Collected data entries

========================

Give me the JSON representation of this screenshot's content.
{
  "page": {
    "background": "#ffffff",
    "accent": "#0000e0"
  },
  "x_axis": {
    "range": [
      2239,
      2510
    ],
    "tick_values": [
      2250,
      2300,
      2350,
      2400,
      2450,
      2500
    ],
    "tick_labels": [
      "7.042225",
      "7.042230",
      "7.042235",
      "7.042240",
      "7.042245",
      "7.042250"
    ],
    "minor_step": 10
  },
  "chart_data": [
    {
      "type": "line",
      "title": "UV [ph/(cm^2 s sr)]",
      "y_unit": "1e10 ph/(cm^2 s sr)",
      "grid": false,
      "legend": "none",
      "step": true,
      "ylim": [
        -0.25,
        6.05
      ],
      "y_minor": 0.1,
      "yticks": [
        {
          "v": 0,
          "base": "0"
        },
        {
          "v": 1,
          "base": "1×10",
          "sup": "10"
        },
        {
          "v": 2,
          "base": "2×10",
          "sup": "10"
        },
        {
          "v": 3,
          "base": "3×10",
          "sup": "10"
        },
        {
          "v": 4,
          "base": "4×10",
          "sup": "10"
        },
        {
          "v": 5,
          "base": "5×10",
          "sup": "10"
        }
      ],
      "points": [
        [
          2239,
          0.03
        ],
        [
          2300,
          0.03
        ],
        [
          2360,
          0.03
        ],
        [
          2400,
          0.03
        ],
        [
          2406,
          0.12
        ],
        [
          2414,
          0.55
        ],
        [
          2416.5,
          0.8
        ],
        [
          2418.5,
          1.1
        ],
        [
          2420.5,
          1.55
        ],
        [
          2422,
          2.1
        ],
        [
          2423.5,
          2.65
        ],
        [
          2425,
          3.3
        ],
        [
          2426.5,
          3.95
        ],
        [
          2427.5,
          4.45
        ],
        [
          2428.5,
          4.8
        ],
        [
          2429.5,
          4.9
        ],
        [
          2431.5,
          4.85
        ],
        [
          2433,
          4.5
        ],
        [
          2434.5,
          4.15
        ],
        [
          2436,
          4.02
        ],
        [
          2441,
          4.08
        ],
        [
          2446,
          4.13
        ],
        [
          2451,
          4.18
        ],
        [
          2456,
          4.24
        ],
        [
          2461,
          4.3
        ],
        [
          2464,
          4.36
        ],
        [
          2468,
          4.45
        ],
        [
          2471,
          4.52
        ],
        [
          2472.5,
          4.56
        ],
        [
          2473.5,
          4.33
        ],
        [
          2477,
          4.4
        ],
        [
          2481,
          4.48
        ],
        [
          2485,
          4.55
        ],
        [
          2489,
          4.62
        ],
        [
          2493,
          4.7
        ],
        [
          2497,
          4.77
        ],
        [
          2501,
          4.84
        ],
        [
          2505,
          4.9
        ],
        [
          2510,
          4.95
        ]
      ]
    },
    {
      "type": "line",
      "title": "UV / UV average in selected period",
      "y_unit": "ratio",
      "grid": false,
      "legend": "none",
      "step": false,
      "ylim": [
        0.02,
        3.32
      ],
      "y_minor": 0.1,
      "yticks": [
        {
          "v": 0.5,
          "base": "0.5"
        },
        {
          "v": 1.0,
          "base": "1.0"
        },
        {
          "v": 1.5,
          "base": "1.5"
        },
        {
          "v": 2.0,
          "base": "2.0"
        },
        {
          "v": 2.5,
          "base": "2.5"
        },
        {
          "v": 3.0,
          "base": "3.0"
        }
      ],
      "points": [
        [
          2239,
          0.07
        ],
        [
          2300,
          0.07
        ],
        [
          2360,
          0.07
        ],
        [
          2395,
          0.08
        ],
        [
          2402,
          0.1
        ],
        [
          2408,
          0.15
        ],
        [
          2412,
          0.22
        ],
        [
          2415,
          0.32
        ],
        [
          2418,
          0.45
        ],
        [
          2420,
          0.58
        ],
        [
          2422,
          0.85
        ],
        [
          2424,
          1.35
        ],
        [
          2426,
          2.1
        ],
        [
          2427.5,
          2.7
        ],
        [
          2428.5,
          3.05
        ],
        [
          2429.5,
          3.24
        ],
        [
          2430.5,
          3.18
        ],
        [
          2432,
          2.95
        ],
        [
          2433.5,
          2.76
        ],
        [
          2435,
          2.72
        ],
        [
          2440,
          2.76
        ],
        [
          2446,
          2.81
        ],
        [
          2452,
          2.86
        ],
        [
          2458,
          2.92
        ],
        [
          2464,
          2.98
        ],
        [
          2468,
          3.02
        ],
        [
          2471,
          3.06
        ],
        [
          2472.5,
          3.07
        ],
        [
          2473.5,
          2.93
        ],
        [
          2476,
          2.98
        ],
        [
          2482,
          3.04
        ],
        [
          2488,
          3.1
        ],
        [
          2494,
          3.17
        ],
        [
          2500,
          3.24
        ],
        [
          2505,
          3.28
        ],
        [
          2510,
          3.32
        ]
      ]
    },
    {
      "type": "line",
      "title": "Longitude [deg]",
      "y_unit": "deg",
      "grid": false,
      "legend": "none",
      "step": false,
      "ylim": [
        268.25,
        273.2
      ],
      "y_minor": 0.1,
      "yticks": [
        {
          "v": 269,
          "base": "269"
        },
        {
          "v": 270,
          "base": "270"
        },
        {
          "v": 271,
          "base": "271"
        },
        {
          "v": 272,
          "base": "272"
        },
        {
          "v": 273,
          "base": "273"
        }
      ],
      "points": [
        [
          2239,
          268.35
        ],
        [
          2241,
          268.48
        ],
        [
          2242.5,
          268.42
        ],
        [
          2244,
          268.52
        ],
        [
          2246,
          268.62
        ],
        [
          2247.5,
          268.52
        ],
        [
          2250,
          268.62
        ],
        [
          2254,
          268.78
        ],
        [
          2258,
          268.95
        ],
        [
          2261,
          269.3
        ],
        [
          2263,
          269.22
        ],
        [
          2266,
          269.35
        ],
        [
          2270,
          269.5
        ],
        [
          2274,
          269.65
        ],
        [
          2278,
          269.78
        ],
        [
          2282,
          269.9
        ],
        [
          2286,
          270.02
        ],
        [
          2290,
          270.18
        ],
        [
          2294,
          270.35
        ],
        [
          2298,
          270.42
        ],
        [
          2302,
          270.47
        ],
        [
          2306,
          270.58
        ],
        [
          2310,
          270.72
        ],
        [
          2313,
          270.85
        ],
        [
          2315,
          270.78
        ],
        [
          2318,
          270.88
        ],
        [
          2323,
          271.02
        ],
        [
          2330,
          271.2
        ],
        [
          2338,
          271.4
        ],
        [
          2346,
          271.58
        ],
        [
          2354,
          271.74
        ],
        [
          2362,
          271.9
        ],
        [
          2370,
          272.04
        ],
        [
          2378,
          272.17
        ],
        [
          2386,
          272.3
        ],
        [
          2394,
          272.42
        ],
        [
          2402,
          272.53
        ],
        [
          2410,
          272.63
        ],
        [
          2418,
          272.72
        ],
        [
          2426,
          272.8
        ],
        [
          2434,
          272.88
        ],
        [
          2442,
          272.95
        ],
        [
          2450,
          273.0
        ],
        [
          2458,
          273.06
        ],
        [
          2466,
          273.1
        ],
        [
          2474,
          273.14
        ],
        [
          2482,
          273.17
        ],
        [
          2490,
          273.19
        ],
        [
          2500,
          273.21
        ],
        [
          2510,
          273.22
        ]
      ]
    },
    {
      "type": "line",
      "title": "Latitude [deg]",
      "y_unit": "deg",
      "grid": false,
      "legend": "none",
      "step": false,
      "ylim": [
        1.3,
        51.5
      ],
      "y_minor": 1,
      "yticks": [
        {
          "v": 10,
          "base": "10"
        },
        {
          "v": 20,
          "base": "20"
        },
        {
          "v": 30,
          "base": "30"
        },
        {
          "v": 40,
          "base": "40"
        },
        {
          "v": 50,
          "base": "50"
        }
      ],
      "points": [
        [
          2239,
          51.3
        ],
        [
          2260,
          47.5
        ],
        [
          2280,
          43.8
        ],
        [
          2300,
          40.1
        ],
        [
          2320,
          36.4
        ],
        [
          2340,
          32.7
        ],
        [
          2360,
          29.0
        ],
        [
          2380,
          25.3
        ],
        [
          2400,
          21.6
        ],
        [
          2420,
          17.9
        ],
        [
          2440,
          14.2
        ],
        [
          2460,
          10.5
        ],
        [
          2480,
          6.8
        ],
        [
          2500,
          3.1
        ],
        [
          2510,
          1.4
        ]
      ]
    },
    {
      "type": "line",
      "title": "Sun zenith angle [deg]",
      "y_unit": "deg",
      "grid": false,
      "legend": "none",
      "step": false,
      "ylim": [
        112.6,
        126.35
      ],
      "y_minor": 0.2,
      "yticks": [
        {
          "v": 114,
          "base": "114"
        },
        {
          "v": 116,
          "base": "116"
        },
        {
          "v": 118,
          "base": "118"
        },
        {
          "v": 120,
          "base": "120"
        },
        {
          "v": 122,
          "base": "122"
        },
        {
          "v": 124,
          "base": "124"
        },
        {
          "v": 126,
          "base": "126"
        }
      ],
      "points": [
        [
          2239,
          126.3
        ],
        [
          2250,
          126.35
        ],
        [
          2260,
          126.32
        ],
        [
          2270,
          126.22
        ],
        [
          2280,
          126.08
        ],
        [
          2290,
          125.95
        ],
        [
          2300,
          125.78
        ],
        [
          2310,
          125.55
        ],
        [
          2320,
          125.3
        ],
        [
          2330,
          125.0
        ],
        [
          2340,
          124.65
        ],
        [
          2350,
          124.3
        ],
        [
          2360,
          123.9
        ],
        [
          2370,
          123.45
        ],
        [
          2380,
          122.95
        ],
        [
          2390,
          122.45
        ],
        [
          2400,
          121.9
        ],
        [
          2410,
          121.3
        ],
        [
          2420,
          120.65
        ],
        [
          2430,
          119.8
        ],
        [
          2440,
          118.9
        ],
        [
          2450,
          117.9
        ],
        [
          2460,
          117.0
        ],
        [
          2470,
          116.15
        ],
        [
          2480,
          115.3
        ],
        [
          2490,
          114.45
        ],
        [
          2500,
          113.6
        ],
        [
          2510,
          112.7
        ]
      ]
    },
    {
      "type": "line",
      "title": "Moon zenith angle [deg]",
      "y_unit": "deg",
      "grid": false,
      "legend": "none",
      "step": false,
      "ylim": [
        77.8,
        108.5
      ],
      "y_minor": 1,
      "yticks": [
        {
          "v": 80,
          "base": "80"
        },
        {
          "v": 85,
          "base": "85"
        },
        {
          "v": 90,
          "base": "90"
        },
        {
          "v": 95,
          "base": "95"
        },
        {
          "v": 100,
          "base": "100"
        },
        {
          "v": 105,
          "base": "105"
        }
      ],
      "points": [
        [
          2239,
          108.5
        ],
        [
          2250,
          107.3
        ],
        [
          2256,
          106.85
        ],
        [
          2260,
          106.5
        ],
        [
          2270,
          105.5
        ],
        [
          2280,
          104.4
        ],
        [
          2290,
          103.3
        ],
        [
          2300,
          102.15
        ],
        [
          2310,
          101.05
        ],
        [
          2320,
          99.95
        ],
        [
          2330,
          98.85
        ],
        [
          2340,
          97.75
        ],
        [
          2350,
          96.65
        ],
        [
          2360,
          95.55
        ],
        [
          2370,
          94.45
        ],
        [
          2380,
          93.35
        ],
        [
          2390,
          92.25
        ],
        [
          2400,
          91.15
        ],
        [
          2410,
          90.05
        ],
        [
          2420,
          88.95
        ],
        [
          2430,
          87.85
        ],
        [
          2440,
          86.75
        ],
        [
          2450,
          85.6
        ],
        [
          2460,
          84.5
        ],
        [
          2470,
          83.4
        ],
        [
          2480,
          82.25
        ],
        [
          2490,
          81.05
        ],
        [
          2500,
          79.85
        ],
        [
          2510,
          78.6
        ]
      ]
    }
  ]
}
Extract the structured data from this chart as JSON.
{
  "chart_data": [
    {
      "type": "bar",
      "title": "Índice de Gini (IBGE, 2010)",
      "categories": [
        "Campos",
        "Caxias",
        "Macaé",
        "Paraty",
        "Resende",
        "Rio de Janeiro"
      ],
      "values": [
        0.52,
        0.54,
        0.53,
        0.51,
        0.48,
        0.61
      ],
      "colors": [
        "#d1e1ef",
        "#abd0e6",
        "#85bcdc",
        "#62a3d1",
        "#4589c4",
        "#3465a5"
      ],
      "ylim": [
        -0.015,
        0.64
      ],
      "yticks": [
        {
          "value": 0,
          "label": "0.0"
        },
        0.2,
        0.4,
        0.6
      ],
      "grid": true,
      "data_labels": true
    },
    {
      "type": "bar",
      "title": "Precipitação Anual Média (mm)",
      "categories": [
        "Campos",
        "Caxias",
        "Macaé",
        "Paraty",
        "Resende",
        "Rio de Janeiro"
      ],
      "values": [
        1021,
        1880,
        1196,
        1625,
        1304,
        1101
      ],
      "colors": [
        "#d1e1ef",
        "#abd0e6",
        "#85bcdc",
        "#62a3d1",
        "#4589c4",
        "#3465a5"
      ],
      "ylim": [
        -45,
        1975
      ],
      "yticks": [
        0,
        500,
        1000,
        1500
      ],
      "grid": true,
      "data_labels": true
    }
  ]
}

========================

Set down, exactly and in full, the lines from the one containing "Extract the structured" through the end of the entries; no other line belongs.

FULL RESPONSE =>
Extract the structured data from this chart as JSON.
{
  "chart_data": [
    {
      "type": "bar",
      "title": "Índice de Gini (IBGE, 2010)",
      "categories": [
        "Campos",
        "Caxias",
        "Macaé",
        "Paraty",
        "Resende",
        "Rio de Janeiro"
      ],
      "values": [
        0.52,
        0.54,
        0.53,
        0.51,
        0.48,
        0.61
      ],
      "colors": [
        "#d1e1ef",
        "#abd0e6",
        "#85bcdc",
        "#62a3d1",
        "#4589c4",
        "#3465a5"
      ],
      "ylim": [
        -0.015,
        0.64
      ],
      "yticks": [
        {
          "value": 0,
          "label": "0.0"
        },
        0.2,
        0.4,
        0.6
      ],
      "grid": true,
      "data_labels": true
    },
    {
      "type": "bar",
      "title": "Precipitação Anual Média (mm)",
      "categories": [
        "Campos",
        "Caxias",
        "Macaé",
        "Paraty",
        "Resende",
        "Rio de Janeiro"
      ],
      "values": [
        1021,
        1880,
        1196,
        1625,
        1304,
        1101
      ],
      "colors": [
        "#d1e1ef",
        "#abd0e6",
        "#85bcdc",
        "#62a3d1",
        "#4589c4",
        "#3465a5"
      ],
      "ylim": [
        -45,
        1975
      ],
      "yticks": [
        0,
        500,
        1000,
        1500
      ],
      "grid": true,
      "data_labels": true
    }
  ]
}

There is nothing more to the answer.